TASK REQUIREMENTS – Search the material and gather each line with "true" in it.
+ + + +
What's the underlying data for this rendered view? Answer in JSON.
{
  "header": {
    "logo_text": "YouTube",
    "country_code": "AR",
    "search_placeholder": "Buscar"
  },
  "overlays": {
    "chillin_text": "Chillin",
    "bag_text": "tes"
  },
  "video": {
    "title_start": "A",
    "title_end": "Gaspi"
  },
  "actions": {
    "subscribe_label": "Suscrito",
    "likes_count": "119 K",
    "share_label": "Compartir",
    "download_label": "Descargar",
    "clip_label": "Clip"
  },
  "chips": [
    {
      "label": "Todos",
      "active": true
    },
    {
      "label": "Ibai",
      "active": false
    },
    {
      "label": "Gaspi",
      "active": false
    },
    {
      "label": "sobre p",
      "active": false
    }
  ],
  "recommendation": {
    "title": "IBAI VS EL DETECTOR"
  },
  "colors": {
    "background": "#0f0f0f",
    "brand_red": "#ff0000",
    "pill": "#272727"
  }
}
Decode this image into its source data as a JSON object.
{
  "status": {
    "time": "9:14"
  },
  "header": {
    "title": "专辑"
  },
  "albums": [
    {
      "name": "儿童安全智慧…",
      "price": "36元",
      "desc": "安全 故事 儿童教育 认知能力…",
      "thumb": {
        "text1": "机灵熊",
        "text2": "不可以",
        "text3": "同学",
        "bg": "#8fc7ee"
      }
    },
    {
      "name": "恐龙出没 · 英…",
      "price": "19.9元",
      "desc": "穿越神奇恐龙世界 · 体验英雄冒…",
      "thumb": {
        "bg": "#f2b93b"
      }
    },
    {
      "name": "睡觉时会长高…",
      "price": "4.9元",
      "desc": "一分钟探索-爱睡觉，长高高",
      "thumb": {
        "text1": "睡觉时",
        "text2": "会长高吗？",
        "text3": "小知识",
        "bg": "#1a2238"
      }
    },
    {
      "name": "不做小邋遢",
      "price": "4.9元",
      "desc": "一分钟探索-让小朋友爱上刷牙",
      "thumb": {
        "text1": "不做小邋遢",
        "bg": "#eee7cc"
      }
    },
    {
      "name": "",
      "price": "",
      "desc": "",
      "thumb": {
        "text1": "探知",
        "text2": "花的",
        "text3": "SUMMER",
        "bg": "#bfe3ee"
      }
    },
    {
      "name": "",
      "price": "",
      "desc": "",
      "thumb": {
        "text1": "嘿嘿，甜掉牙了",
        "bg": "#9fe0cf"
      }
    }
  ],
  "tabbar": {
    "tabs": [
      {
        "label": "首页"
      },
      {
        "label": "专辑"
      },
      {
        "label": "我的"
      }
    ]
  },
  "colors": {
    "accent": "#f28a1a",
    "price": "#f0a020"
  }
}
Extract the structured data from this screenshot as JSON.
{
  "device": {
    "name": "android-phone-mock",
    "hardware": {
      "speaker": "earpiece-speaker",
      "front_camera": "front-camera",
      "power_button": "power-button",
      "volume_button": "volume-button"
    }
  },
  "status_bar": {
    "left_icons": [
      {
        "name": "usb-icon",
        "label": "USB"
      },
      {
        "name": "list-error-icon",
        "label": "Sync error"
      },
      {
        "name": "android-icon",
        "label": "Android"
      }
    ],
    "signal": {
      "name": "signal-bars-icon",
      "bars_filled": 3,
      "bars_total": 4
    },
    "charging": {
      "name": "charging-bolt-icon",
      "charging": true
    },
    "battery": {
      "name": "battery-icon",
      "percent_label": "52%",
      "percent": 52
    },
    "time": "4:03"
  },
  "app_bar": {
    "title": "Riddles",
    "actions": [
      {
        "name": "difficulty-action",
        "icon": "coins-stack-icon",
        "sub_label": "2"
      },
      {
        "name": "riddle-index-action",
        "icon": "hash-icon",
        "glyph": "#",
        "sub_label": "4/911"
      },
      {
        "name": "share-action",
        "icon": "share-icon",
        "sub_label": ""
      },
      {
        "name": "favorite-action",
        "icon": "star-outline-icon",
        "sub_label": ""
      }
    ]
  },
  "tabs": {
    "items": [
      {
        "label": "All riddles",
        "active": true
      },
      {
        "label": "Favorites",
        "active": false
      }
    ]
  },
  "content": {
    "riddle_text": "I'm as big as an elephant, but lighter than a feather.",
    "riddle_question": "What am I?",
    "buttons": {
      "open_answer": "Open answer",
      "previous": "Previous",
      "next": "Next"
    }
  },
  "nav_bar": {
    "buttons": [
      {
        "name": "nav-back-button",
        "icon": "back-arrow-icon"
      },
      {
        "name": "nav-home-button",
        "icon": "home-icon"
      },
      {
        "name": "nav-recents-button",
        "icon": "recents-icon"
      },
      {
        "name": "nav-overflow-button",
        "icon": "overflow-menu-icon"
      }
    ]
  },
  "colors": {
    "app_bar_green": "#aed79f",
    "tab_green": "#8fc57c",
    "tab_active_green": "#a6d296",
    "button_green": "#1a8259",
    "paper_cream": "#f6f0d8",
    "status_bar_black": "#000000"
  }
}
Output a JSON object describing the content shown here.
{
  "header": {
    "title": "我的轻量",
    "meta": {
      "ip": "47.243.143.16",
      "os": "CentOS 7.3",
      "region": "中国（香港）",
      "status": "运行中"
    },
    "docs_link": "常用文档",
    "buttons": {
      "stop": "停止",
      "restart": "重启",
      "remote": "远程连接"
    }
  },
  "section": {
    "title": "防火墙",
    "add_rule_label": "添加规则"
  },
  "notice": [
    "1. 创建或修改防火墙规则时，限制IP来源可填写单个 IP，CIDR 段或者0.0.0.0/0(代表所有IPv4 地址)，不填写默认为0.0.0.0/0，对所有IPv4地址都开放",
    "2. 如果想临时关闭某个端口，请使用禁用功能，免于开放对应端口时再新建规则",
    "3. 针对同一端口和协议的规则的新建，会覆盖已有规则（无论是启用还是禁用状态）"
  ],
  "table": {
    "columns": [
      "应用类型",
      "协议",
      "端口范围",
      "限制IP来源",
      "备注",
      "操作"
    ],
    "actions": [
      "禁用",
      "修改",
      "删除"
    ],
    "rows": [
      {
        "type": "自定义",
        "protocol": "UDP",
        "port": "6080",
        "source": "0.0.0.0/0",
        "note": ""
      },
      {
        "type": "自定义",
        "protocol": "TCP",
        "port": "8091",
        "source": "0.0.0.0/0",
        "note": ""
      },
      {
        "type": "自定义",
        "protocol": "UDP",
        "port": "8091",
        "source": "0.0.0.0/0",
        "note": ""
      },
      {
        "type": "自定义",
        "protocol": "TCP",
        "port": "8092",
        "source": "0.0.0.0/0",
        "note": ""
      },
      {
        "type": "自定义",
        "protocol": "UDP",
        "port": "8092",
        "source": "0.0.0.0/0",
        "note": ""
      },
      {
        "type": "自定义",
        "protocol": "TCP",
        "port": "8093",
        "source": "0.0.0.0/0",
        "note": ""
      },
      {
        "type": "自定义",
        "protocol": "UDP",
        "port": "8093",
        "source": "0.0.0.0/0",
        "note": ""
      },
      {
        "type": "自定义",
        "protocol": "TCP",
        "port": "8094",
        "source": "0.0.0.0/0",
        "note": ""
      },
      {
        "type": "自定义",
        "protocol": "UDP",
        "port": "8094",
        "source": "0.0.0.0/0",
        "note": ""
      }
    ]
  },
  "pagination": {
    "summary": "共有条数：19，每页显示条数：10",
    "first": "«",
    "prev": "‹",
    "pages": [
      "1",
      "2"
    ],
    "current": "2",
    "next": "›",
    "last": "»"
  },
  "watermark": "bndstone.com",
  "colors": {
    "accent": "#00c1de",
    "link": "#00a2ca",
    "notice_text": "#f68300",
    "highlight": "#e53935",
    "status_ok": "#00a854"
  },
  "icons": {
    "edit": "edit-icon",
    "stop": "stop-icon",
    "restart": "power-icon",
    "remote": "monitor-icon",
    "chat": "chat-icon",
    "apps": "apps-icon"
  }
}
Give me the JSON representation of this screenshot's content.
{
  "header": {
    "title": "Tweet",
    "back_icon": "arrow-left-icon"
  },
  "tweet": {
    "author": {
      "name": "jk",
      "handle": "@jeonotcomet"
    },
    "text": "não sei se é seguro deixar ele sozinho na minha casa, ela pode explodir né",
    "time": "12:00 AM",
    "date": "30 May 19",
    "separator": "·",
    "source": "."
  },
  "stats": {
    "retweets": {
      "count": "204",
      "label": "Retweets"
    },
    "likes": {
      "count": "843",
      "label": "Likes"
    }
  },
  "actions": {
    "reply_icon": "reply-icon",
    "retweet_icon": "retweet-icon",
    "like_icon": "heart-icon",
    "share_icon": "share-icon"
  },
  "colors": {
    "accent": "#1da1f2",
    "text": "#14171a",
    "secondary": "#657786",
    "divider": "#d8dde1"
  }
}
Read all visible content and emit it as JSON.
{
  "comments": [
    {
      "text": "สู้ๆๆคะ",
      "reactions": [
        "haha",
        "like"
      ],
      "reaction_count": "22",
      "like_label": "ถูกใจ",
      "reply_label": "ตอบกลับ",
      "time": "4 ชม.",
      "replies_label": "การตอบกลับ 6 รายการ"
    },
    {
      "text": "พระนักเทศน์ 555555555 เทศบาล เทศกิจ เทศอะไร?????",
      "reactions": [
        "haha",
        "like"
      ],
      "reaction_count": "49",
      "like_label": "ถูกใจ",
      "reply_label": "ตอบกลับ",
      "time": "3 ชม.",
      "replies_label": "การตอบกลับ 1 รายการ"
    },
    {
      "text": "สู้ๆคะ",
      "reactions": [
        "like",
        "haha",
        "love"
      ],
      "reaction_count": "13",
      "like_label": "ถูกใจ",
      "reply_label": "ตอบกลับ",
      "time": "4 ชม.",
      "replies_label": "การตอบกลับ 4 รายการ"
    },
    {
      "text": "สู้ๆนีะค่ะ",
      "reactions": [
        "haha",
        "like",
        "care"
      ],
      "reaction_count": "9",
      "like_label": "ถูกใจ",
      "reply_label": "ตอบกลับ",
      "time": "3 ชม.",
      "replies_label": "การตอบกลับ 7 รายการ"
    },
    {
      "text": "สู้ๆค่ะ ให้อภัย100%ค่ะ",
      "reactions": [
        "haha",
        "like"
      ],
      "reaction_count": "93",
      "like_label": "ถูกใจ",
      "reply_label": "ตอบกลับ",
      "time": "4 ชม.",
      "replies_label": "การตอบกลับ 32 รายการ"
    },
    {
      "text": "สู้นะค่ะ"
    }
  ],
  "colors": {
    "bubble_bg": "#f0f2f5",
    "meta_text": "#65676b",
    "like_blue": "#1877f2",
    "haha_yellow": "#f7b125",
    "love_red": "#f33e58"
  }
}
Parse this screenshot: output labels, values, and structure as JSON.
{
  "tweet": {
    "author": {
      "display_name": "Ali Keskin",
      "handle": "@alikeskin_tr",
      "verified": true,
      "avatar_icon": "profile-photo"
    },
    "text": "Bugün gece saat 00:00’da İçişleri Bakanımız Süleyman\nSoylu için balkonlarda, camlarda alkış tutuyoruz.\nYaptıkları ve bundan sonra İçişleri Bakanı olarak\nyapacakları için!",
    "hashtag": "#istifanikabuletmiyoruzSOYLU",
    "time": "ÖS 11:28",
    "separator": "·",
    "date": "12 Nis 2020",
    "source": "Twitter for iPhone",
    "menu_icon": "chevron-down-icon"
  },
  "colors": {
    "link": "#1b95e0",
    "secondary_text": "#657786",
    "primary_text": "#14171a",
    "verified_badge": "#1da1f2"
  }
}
+ + + +
WRITTEN SOLUTION –
      "active": true
      "charging": true
        "active": true
      "verified": true,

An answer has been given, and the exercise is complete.